DATASET EXCERPTS:
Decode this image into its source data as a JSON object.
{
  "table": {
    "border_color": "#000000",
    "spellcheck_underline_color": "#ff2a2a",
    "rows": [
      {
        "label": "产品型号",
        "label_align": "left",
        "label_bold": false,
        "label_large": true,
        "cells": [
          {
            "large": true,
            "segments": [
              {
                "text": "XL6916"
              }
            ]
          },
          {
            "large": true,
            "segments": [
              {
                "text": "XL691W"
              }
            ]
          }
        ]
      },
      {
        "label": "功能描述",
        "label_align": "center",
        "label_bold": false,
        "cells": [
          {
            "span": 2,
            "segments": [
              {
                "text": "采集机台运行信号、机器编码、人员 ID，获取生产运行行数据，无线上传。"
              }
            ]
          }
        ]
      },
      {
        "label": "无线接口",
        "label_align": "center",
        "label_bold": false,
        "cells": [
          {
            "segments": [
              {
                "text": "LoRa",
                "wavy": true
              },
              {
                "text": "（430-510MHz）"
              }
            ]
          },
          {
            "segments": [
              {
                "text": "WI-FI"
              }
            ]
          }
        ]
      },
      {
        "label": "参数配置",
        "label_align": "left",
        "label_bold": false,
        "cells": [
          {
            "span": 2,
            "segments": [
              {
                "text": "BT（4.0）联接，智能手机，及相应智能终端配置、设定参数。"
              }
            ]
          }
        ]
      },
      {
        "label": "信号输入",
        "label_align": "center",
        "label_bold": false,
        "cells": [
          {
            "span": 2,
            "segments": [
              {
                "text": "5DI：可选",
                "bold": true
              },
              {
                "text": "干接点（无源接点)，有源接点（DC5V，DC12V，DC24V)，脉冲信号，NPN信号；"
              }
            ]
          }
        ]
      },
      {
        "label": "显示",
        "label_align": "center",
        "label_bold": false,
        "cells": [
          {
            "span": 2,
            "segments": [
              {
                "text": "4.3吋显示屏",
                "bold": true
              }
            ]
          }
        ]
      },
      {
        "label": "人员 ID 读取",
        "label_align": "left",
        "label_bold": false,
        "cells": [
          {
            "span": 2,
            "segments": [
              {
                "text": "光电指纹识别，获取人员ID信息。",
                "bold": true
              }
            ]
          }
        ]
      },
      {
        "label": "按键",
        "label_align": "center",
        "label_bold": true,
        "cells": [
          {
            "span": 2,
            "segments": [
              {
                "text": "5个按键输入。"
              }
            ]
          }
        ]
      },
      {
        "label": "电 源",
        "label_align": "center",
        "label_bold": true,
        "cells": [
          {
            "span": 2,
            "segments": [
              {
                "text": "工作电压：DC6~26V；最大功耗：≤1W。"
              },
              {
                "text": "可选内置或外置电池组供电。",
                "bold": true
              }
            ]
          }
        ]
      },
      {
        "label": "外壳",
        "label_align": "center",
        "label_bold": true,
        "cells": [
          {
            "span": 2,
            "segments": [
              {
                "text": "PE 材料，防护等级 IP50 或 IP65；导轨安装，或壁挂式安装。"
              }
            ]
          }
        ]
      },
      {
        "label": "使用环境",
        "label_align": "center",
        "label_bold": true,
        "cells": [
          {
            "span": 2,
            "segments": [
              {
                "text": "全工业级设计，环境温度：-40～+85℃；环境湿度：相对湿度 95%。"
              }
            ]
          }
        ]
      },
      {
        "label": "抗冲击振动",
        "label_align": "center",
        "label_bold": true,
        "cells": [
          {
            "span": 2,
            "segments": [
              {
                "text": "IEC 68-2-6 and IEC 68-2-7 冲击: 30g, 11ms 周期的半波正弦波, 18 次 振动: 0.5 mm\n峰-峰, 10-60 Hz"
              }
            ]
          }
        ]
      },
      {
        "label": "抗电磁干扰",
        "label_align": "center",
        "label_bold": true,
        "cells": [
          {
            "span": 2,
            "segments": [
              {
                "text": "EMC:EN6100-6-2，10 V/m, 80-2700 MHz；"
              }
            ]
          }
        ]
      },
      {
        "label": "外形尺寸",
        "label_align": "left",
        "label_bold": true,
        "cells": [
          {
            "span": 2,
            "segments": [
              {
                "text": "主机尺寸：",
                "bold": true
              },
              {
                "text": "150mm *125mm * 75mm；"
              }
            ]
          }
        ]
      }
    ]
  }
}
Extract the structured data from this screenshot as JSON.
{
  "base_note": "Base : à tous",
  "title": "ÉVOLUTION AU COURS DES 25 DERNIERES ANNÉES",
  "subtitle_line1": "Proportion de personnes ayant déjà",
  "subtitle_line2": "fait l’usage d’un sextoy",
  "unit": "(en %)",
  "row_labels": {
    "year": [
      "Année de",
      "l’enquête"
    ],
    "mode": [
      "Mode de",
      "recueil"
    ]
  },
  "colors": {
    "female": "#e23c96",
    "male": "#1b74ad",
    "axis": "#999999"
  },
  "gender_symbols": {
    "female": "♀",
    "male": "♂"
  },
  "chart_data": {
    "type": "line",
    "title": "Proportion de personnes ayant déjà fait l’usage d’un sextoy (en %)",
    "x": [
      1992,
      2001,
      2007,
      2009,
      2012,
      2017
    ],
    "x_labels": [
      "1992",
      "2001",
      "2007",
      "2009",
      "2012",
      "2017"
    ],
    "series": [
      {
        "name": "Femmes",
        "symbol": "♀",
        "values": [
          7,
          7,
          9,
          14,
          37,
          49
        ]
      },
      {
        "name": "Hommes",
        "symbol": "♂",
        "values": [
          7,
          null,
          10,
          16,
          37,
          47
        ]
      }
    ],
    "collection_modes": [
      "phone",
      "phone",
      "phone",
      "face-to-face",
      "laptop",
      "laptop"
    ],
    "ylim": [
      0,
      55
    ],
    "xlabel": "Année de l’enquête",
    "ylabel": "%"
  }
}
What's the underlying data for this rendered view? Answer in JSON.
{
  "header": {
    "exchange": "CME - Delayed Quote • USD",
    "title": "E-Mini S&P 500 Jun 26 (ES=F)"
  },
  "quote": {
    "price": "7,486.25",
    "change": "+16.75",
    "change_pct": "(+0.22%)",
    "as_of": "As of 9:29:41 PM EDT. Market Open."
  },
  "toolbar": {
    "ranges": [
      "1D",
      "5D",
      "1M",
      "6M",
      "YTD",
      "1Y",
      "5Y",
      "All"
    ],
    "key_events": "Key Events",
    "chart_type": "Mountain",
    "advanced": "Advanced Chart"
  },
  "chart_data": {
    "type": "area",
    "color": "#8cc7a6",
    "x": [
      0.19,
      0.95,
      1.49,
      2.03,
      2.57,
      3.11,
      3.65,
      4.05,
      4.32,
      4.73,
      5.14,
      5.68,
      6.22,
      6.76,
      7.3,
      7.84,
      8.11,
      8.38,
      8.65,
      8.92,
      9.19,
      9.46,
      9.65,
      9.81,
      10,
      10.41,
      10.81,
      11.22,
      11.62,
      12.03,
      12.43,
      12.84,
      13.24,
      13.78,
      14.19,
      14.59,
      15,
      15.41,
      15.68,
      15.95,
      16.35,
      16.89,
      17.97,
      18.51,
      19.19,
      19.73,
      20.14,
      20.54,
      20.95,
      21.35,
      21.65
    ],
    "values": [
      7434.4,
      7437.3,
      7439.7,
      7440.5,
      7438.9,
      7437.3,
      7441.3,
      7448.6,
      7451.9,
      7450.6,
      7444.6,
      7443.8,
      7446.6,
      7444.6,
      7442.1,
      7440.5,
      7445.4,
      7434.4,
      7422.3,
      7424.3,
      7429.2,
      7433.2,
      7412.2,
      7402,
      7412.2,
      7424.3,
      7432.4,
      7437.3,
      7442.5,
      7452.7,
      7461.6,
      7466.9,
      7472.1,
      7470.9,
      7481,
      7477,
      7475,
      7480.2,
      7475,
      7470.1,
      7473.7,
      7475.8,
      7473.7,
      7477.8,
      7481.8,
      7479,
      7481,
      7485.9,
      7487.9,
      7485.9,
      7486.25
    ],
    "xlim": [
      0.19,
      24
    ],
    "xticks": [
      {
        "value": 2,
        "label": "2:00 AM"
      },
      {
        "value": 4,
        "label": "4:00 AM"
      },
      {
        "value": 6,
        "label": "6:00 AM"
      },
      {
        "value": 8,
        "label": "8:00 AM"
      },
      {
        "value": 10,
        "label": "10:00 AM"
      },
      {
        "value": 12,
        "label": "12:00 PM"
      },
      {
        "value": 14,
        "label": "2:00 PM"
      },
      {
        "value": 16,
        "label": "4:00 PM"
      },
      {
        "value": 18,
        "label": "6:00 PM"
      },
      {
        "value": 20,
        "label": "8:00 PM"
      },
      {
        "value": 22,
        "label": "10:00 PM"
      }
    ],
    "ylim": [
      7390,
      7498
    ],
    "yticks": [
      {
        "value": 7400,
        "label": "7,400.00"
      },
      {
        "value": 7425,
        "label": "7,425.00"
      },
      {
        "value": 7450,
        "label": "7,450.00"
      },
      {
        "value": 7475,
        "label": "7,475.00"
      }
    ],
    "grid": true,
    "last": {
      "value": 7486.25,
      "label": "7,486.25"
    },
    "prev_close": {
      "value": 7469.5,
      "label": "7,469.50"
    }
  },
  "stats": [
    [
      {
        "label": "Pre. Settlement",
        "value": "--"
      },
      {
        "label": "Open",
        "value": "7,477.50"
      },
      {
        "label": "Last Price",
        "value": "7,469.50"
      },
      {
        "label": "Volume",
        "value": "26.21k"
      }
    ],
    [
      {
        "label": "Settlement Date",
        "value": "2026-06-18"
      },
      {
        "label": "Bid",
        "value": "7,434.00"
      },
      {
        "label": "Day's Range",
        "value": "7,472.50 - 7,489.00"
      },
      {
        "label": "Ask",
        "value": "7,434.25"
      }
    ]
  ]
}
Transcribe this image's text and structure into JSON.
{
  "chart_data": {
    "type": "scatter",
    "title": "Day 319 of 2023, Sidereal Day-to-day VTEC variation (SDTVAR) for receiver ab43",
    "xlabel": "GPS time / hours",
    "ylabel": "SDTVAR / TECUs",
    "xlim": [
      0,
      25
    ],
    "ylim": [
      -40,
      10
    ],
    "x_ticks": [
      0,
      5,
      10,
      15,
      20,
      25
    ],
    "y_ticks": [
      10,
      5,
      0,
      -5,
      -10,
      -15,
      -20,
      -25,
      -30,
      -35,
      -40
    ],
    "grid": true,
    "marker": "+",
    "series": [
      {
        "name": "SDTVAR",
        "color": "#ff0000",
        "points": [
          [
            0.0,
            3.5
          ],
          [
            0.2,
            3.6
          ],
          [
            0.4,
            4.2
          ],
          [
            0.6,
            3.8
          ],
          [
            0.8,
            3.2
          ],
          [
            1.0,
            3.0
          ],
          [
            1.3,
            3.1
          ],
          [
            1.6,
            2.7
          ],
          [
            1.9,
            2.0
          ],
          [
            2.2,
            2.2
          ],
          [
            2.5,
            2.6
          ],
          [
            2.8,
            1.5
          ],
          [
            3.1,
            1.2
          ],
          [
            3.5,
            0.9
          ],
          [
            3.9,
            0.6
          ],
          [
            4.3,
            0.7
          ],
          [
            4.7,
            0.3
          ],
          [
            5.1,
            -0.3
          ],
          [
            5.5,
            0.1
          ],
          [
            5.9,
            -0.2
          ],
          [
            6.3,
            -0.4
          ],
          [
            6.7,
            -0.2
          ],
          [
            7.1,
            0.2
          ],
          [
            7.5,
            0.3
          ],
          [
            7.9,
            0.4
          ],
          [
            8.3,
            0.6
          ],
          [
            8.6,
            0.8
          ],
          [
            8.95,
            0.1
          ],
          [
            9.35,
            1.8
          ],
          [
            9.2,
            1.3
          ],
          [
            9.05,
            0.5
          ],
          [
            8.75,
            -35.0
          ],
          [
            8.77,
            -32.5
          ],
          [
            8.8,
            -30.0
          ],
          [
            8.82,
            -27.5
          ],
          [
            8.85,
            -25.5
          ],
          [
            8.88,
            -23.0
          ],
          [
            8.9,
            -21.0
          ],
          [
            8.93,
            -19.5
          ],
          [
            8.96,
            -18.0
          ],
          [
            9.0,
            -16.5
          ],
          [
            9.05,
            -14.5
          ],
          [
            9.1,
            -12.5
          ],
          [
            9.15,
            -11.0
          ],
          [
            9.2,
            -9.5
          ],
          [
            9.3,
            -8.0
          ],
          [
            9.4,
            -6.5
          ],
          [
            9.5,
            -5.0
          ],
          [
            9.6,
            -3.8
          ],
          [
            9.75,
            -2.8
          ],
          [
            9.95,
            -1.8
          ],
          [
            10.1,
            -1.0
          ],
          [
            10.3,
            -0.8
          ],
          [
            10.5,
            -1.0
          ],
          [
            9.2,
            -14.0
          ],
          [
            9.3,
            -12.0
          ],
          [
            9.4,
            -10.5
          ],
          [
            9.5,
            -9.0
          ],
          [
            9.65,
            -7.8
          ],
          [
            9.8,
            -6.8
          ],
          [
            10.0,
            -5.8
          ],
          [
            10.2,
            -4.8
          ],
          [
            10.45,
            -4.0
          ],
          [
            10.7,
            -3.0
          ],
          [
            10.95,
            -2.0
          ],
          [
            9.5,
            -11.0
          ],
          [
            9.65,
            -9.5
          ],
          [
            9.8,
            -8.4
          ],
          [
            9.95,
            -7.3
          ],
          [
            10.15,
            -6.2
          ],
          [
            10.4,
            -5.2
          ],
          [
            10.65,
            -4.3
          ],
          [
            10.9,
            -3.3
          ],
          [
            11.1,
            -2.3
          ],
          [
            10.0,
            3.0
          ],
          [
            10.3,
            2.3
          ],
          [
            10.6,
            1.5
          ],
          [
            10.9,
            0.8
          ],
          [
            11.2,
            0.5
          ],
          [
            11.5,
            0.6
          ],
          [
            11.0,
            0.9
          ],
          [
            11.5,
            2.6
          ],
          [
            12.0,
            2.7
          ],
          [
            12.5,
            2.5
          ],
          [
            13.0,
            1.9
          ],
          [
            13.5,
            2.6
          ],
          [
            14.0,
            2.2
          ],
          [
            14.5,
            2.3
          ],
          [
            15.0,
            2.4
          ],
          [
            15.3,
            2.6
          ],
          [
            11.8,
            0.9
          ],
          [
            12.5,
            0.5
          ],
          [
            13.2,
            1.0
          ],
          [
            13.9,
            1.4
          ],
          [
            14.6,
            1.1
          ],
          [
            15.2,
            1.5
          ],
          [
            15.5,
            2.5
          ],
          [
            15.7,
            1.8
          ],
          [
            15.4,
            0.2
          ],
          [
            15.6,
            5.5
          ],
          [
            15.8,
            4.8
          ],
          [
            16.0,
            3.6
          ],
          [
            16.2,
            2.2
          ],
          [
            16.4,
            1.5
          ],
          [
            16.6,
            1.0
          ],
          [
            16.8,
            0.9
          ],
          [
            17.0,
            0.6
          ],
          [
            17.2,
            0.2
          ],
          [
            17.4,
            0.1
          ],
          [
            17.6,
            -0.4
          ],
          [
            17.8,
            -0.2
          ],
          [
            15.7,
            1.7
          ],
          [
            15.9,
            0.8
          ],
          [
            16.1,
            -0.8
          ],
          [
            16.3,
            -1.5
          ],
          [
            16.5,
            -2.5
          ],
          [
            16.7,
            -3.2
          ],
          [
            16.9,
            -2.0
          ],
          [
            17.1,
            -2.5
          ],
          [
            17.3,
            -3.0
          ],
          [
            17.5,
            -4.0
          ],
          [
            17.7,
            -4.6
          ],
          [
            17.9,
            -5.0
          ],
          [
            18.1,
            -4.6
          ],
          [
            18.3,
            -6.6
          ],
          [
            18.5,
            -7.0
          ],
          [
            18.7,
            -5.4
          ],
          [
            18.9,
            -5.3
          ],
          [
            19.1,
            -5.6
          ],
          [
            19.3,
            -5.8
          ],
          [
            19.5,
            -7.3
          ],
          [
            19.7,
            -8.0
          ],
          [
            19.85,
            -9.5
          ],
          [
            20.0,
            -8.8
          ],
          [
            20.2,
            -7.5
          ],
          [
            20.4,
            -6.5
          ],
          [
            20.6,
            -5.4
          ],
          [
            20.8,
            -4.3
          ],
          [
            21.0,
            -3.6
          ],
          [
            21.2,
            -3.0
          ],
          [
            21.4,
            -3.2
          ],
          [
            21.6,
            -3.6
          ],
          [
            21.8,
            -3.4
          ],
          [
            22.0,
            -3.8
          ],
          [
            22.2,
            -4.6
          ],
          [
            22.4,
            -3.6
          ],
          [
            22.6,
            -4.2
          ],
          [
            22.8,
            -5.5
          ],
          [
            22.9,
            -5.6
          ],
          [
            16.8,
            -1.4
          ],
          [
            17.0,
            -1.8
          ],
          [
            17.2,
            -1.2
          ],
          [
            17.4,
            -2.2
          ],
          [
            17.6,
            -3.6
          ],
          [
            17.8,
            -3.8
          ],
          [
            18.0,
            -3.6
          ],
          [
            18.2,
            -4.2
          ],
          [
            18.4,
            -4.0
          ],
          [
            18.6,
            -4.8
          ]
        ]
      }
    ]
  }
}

WHAT IS ASKED:
Pick out all lines from the data above in which the word "image" appears.

COMPLETE OUTPUT:
Decode this image into its source data as a JSON object.
Transcribe this image's text and structure into JSON.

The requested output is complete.